(Brano di riferimento)
CITTA’ DEL VATICANO, mercoledì, 7 novembre 2012 (ZENIT.org) – Il tema del desiderio di Dio è stato al centro della catechesi di papa Benedetto XVI in occasione dell’Udienza Generale di stamattina.

Punto di partenza della riflessione è stata l’affermazione del Catechismo della Chiesa Cattolica, secondo il quale “il desiderio di Dio è inscritto nel cuore dell’uomo, perché l’uomo è stato creato da Dio e per Dio” (n°27). Un principio che potrebbe sembrare “una provocazione nell’ambito della cultura occidentale secolarizzata”.

In realtà il desiderio di Dio “non è del tutto scomparso e si affaccia ancora oggi, in molti modi, al cuore dell’uomo”, ha commentato il Papa. Che cosa può dunque saziare il desiderio dell’uomo? Partendo da questa domanda Benedetto XVI ha individuato nell’amore tra uomo e donna un momento i cui si può avvertire, grazie alla donazione reciproca, “la grandezza e la bellezza della vita e del reale”.

Il bene che desidero per l’altro, il mettermi al suo servizio è tanto più autentico nella misura in cui, arrivo “fino alla rinuncia a me stesso”. Comprendere il vero senso dell’amore, vuol dire quindi affrontare “la purificazione e la guarigione del volere, richiesta dal bene stesso che si vuole all’altro”, per la quale “ci si deve esercitare, allenare, anche correggere, perché quel bene possa veramente essere voluto”.

All’estasi iniziale verso l’altro, di natura essenzialmente emotiva, segue la consapevolezza che “nemmeno la persona amata, infatti, è in grado di saziare il desiderio che alberga nel cuore umano”. Al contrario, “tanto più autentico è l’amore per l’altro, tanto maggiormente esso lascia dischiudere l’interrogativo sulla sua origine e sul suo destino, sulla possibilità che esso ha di durare per sempre”, ha aggiunto il Santo Padre.

L’esperienza umana dell’amore, dunque, possiede “un dinamismo che rimanda oltre se stessi, è esperienza di un bene che porta ad uscire da sé e a trovarsi di fronte al mistero che avvolge l’intera esistenza”.

Considerazioni analoghe si possono fare attraverso esperienze umane di altro tipo: “l’amicizia, l’esperienza del bello, l’amore per la conoscenza”. Tutti sentimenti in grado di scatenare nel cuore umano “un desiderio fondamentale che non è mai pienamente saziato”.

Questo desiderio tende a Dio ma in maniera indiretta e, in qualche modo, inconsapevole. “Non si può conoscere Dio a partire soltanto dal desiderio dell’uomo”, ha infatti osservato il Pontefice che ha definito l’uomo un “cercatore dell’Assoluto”, sebbene in questa ricerca proceda “a passi piccoli e incerti”.

“Gli occhi riconoscono gli oggetti quando questi sono illuminati dalla luce – ha proseguito -. Da qui il desiderio di conoscere la luce stessa, che fa brillare le cose del mondo e con esse accende il senso della bellezza”.

(Dati riportati)
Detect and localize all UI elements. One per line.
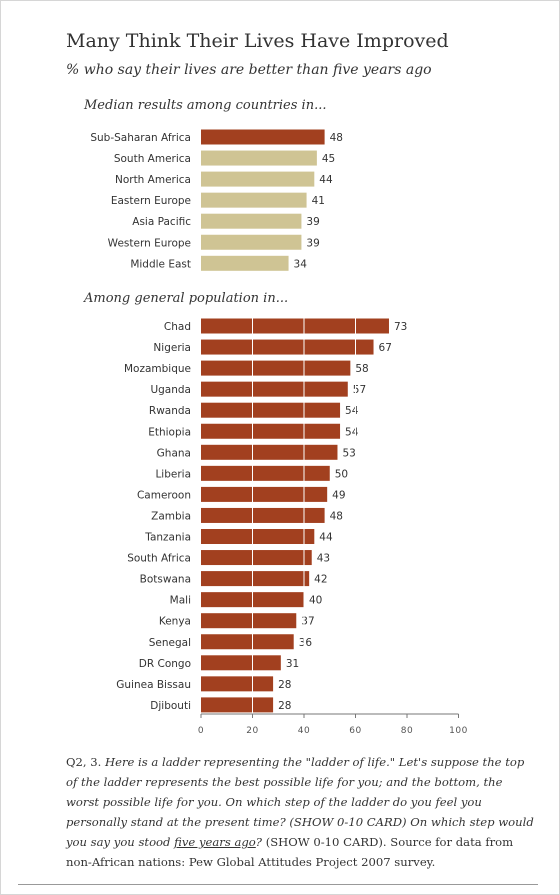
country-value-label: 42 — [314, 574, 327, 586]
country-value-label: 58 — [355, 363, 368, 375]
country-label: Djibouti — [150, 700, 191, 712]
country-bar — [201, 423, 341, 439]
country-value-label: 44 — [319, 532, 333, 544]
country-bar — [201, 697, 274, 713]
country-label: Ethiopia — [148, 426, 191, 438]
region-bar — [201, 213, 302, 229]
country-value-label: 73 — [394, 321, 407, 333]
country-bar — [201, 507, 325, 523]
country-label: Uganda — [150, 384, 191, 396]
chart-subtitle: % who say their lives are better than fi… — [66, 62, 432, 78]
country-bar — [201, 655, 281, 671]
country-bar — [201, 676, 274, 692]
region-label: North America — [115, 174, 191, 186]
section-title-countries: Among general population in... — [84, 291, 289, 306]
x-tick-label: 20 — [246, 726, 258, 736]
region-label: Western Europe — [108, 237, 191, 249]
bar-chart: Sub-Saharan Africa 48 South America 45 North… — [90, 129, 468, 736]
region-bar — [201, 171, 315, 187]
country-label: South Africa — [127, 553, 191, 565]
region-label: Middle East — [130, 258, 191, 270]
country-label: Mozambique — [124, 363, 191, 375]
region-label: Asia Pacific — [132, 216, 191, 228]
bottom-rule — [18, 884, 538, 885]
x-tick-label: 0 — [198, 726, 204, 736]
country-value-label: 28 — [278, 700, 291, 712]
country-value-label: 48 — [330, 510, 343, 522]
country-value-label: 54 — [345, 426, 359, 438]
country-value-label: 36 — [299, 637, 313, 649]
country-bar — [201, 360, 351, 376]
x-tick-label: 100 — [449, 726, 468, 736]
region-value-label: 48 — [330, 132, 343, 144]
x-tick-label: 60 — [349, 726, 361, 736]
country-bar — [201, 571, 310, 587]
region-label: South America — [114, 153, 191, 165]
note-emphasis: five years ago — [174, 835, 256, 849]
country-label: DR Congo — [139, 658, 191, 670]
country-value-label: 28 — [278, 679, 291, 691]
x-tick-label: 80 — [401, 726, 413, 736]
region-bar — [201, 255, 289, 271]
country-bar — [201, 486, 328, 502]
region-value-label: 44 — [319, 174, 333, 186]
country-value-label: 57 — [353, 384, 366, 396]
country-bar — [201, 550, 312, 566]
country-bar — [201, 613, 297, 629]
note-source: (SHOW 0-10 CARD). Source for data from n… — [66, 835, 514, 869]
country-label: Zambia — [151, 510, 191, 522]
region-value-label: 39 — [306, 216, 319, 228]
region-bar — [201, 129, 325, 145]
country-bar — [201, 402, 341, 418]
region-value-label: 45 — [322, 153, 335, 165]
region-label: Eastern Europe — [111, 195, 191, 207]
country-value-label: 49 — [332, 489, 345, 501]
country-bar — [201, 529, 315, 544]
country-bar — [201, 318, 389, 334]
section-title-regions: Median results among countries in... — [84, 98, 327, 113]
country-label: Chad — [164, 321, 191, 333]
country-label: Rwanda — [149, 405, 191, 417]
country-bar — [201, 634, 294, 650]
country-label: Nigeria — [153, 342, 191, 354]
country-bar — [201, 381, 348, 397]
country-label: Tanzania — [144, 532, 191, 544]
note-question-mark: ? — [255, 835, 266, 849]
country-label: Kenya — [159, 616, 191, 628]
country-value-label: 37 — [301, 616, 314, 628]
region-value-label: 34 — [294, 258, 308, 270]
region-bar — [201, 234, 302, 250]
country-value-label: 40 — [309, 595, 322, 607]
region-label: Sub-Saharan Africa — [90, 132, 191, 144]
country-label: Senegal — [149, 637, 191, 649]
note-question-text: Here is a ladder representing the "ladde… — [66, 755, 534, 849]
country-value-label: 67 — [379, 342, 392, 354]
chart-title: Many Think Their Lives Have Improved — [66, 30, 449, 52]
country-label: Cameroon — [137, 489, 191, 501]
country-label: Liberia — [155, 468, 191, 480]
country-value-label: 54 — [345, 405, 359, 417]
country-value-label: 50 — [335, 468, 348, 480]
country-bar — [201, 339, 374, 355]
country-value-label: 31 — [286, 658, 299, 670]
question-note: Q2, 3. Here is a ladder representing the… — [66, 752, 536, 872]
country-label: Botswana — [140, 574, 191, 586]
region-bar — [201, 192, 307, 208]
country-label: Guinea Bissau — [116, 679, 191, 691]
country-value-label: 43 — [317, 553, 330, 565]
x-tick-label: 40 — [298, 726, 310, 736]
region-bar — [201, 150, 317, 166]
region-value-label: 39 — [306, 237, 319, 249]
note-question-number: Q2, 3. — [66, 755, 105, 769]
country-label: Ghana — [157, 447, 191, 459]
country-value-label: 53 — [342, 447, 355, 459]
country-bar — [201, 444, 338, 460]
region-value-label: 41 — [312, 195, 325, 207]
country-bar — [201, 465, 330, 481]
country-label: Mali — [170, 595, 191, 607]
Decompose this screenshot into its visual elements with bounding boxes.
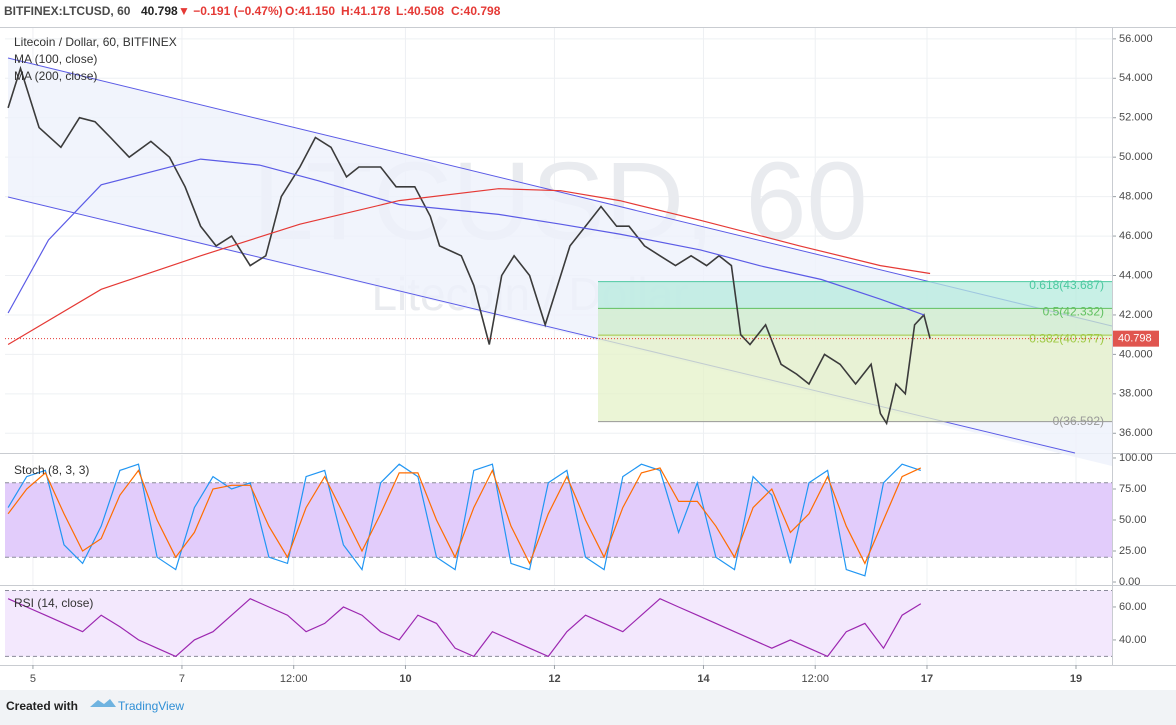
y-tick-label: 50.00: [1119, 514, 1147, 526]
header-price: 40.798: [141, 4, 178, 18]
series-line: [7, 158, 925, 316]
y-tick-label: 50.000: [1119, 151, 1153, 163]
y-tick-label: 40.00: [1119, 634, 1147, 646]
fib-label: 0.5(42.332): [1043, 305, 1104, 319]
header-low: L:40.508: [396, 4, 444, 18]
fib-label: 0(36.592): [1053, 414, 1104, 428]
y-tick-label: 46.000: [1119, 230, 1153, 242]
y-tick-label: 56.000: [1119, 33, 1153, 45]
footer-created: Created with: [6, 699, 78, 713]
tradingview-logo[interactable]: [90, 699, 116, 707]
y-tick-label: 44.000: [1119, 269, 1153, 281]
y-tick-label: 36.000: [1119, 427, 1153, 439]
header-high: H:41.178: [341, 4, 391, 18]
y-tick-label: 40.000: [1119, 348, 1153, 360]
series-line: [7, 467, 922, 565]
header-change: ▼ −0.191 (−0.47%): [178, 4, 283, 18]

(Consegna A) Nel brano sul desiderio di Dio, con quale espressione il Pontefice definisce l'uomo?
(Consegna B) Ricopi senza modifiche le righe dei record, a partire da quella che contiene "y-tick-label: 50.00: [1119, 514, 1147, 526]" fino alla fine dei record, estremi inclusi.

(Risposta completa A) Lo definisce un “cercatore dell’Assoluto”.

(Risposta completa B)
y-tick-label: 50.00: [1119, 514, 1147, 526]
header-price: 40.798: [141, 4, 178, 18]
series-line: [7, 158, 925, 316]
y-tick-label: 50.000: [1119, 151, 1153, 163]
y-tick-label: 40.00: [1119, 634, 1147, 646]
fib-label: 0.5(42.332): [1043, 305, 1104, 319]
header-low: L:40.508: [396, 4, 444, 18]
fib-label: 0(36.592): [1053, 414, 1104, 428]
y-tick-label: 46.000: [1119, 230, 1153, 242]
y-tick-label: 56.000: [1119, 33, 1153, 45]
footer-created: Created with: [6, 699, 78, 713]
tradingview-logo[interactable]: [90, 699, 116, 707]
y-tick-label: 44.000: [1119, 269, 1153, 281]
y-tick-label: 36.000: [1119, 427, 1153, 439]
header-high: H:41.178: [341, 4, 391, 18]
y-tick-label: 40.000: [1119, 348, 1153, 360]
series-line: [7, 467, 922, 565]
header-change: ▼ −0.191 (−0.47%): [178, 4, 283, 18]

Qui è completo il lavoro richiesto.